Work instructions:
Each record is to be transcribed exactly.

Extracted entries:
────────────────
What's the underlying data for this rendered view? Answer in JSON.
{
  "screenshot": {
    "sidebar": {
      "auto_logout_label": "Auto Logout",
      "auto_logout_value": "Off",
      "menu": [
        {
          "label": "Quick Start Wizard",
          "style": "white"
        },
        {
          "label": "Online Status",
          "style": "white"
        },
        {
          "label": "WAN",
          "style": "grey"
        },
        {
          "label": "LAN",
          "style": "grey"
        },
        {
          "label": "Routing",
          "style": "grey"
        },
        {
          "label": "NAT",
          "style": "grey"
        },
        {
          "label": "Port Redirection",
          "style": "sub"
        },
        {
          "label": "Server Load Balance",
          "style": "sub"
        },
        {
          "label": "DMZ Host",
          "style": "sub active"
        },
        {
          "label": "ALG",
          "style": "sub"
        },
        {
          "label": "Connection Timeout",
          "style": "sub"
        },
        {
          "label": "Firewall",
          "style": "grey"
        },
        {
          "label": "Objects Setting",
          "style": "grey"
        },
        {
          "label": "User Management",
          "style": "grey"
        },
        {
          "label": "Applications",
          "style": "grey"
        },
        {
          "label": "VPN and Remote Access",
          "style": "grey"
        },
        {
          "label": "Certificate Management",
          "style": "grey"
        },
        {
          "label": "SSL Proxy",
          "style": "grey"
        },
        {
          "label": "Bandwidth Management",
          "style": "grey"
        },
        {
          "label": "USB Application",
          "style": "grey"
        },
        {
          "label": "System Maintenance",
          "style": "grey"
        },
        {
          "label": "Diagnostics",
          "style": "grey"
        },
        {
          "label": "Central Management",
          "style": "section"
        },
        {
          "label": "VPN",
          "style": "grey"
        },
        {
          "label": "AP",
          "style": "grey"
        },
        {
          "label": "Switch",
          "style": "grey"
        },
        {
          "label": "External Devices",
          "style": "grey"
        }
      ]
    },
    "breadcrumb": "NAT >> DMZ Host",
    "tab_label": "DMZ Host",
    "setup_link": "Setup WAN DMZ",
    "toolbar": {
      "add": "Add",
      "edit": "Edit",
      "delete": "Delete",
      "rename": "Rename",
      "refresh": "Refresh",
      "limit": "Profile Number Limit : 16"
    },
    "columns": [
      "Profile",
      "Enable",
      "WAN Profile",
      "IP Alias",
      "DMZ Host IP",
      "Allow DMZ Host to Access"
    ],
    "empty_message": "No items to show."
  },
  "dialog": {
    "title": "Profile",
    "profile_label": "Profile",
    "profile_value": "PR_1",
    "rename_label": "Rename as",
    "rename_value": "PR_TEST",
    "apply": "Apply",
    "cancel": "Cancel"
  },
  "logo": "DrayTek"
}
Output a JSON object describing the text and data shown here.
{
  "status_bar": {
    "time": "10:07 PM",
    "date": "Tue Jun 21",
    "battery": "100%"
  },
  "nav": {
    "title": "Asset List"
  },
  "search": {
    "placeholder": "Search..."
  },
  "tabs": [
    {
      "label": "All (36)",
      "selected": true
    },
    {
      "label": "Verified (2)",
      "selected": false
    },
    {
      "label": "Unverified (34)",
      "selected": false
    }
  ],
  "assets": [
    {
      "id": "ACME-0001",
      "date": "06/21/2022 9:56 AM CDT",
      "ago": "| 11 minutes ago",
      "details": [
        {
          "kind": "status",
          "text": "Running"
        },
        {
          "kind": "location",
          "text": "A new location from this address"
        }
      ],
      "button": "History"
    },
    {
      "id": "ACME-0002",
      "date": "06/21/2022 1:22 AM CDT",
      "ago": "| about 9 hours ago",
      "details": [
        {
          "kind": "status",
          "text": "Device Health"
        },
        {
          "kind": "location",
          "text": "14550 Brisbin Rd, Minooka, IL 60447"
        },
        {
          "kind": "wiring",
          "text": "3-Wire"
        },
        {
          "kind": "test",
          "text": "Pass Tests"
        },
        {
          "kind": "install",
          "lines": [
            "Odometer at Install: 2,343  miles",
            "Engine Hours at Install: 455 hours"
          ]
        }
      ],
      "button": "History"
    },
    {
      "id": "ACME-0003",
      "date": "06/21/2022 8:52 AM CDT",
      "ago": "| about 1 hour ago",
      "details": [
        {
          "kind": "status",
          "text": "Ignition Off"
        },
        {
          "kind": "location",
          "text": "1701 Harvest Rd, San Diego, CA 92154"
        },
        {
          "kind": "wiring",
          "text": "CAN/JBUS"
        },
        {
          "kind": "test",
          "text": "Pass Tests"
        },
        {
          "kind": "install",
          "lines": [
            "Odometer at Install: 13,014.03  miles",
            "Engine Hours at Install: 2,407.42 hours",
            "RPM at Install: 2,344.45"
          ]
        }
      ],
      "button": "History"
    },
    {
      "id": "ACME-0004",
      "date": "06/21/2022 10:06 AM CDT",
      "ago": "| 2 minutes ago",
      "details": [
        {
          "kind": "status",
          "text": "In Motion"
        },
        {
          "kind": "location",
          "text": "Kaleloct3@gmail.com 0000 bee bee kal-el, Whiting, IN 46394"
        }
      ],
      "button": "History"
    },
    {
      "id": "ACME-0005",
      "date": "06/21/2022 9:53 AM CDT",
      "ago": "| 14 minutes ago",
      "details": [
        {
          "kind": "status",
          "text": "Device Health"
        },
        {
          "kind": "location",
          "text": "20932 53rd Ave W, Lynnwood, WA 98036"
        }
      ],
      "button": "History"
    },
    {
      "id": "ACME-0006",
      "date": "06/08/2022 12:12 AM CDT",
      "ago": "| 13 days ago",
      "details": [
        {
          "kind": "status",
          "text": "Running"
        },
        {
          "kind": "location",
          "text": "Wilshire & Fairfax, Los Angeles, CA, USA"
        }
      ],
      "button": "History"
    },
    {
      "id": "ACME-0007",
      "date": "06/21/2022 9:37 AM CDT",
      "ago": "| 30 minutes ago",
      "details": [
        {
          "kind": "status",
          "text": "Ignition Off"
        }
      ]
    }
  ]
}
────────────────
Response to this exercise:
What's the underlying data for this rendered view? Answer in JSON.
{
  "screenshot": {
    "sidebar": {
      "auto_logout_label": "Auto Logout",
      "auto_logout_value": "Off",
      "menu": [
        {
          "label": "Quick Start Wizard",
          "style": "white"
        },
        {
          "label": "Online Status",
          "style": "white"
        },
        {
          "label": "WAN",
          "style": "grey"
        },
        {
          "label": "LAN",
          "style": "grey"
        },
        {
          "label": "Routing",
          "style": "grey"
        },
        {
          "label": "NAT",
          "style": "grey"
        },
        {
          "label": "Port Redirection",
          "style": "sub"
        },
        {
          "label": "Server Load Balance",
          "style": "sub"
        },
        {
          "label": "DMZ Host",
          "style": "sub active"
        },
        {
          "label": "ALG",
          "style": "sub"
        },
        {
          "label": "Connection Timeout",
          "style": "sub"
        },
        {
          "label": "Firewall",
          "style": "grey"
        },
        {
          "label": "Objects Setting",
          "style": "grey"
        },
        {
          "label": "User Management",
          "style": "grey"
        },
        {
          "label": "Applications",
          "style": "grey"
        },
        {
          "label": "VPN and Remote Access",
          "style": "grey"
        },
        {
          "label": "Certificate Management",
          "style": "grey"
        },
        {
          "label": "SSL Proxy",
          "style": "grey"
        },
        {
          "label": "Bandwidth Management",
          "style": "grey"
        },
        {
          "label": "USB Application",
          "style": "grey"
        },
        {
          "label": "System Maintenance",
          "style": "grey"
        },
        {
          "label": "Diagnostics",
          "style": "grey"
        },
        {
          "label": "Central Management",
          "style": "section"
        },
        {
          "label": "VPN",
          "style": "grey"
        },
        {
          "label": "AP",
          "style": "grey"
        },
        {
          "label": "Switch",
          "style": "grey"
        },
        {
          "label": "External Devices",
          "style": "grey"
        }
      ]
    },
    "breadcrumb": "NAT >> DMZ Host",
    "tab_label": "DMZ Host",
    "setup_link": "Setup WAN DMZ",
    "toolbar": {
      "add": "Add",
      "edit": "Edit",
      "delete": "Delete",
      "rename": "Rename",
      "refresh": "Refresh",
      "limit": "Profile Number Limit : 16"
    },
    "columns": [
      "Profile",
      "Enable",
      "WAN Profile",
      "IP Alias",
      "DMZ Host IP",
      "Allow DMZ Host to Access"
    ],
    "empty_message": "No items to show."
  },
  "dialog": {
    "title": "Profile",
    "profile_label": "Profile",
    "profile_value": "PR_1",
    "rename_label": "Rename as",
    "rename_value": "PR_TEST",
    "apply": "Apply",
    "cancel": "Cancel"
  },
  "logo": "DrayTek"
}
Output a JSON object describing the text and data shown here.
{
  "status_bar": {
    "time": "10:07 PM",
    "date": "Tue Jun 21",
    "battery": "100%"
  },
  "nav": {
    "title": "Asset List"
  },
  "search": {
    "placeholder": "Search..."
  },
  "tabs": [
    {
      "label": "All (36)",
      "selected": true
    },
    {
      "label": "Verified (2)",
      "selected": false
    },
    {
      "label": "Unverified (34)",
      "selected": false
    }
  ],
  "assets": [
    {
      "id": "ACME-0001",
      "date": "06/21/2022 9:56 AM CDT",
      "ago": "| 11 minutes ago",
      "details": [
        {
          "kind": "status",
          "text": "Running"
        },
        {
          "kind": "location",
          "text": "A new location from this address"
        }
      ],
      "button": "History"
    },
    {
      "id": "ACME-0002",
      "date": "06/21/2022 1:22 AM CDT",
      "ago": "| about 9 hours ago",
      "details": [
        {
          "kind": "status",
          "text": "Device Health"
        },
        {
          "kind": "location",
          "text": "14550 Brisbin Rd, Minooka, IL 60447"
        },
        {
          "kind": "wiring",
          "text": "3-Wire"
        },
        {
          "kind": "test",
          "text": "Pass Tests"
        },
        {
          "kind": "install",
          "lines": [
            "Odometer at Install: 2,343  miles",
            "Engine Hours at Install: 455 hours"
          ]
        }
      ],
      "button": "History"
    },
    {
      "id": "ACME-0003",
      "date": "06/21/2022 8:52 AM CDT",
      "ago": "| about 1 hour ago",
      "details": [
        {
          "kind": "status",
          "text": "Ignition Off"
        },
        {
          "kind": "location",
          "text": "1701 Harvest Rd, San Diego, CA 92154"
        },
        {
          "kind": "wiring",
          "text": "CAN/JBUS"
        },
        {
          "kind": "test",
          "text": "Pass Tests"
        },
        {
          "kind": "install",
          "lines": [
            "Odometer at Install: 13,014.03  miles",
            "Engine Hours at Install: 2,407.42 hours",
            "RPM at Install: 2,344.45"
          ]
        }
      ],
      "button": "History"
    },
    {
      "id": "ACME-0004",
      "date": "06/21/2022 10:06 AM CDT",
      "ago": "| 2 minutes ago",
      "details": [
        {
          "kind": "status",
          "text": "In Motion"
        },
        {
          "kind": "location",
          "text": "Kaleloct3@gmail.com 0000 bee bee kal-el, Whiting, IN 46394"
        }
      ],
      "button": "History"
    },
    {
      "id": "ACME-0005",
      "date": "06/21/2022 9:53 AM CDT",
      "ago": "| 14 minutes ago",
      "details": [
        {
          "kind": "status",
          "text": "Device Health"
        },
        {
          "kind": "location",
          "text": "20932 53rd Ave W, Lynnwood, WA 98036"
        }
      ],
      "button": "History"
    },
    {
      "id": "ACME-0006",
      "date": "06/08/2022 12:12 AM CDT",
      "ago": "| 13 days ago",
      "details": [
        {
          "kind": "status",
          "text": "Running"
        },
        {
          "kind": "location",
          "text": "Wilshire & Fairfax, Los Angeles, CA, USA"
        }
      ],
      "button": "History"
    },
    {
      "id": "ACME-0007",
      "date": "06/21/2022 9:37 AM CDT",
      "ago": "| 30 minutes ago",
      "details": [
        {
          "kind": "status",
          "text": "Ignition Off"
        }
      ]
    }
  ]
}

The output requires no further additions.